Start ENTRIES SUPPLIED
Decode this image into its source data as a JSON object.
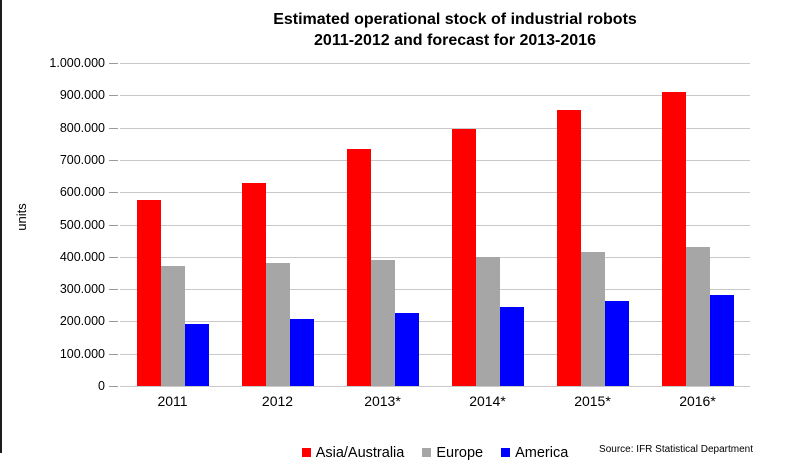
{
  "title": {
    "line1": "Estimated operational stock of industrial robots",
    "line2": "2011-2012 and forecast for 2013-2016"
  },
  "chart_data": {
    "type": "bar",
    "title": "Estimated operational stock of industrial robots",
    "subtitle": "2011-2012 and forecast for 2013-2016",
    "ylabel": "units",
    "xlabel": "",
    "categories": [
      "2011",
      "2012",
      "2013*",
      "2014*",
      "2015*",
      "2016*"
    ],
    "series": [
      {
        "name": "Asia/Australia",
        "color": "#ff0000",
        "values": [
          576000,
          630000,
          733000,
          795000,
          854000,
          910000
        ]
      },
      {
        "name": "Europe",
        "color": "#a6a6a6",
        "values": [
          370000,
          380000,
          389000,
          400000,
          414000,
          430000
        ]
      },
      {
        "name": "America",
        "color": "#0000ff",
        "values": [
          192000,
          207000,
          226000,
          244000,
          262000,
          282000
        ]
      }
    ],
    "ylim": [
      0,
      1000000
    ],
    "ytick_step": 100000,
    "ytick_labels": [
      "0",
      "100.000",
      "200.000",
      "300.000",
      "400.000",
      "500.000",
      "600.000",
      "700.000",
      "800.000",
      "900.000",
      "1.000.000"
    ],
    "grid": true,
    "legend_position": "bottom"
  },
  "colors": {
    "gridline": "#c9c9c9",
    "tick": "#9a9a9a",
    "left_edge": "#1c1c1c"
  },
  "source": {
    "label": "Source: IFR Statistical Department"
  }
}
End ENTRIES SUPPLIED
▸ TASK BRIEF: Find how many lines in the listing contain the word "Estimated" and give that count alone.

▸ THE COMPLETED TASK: 2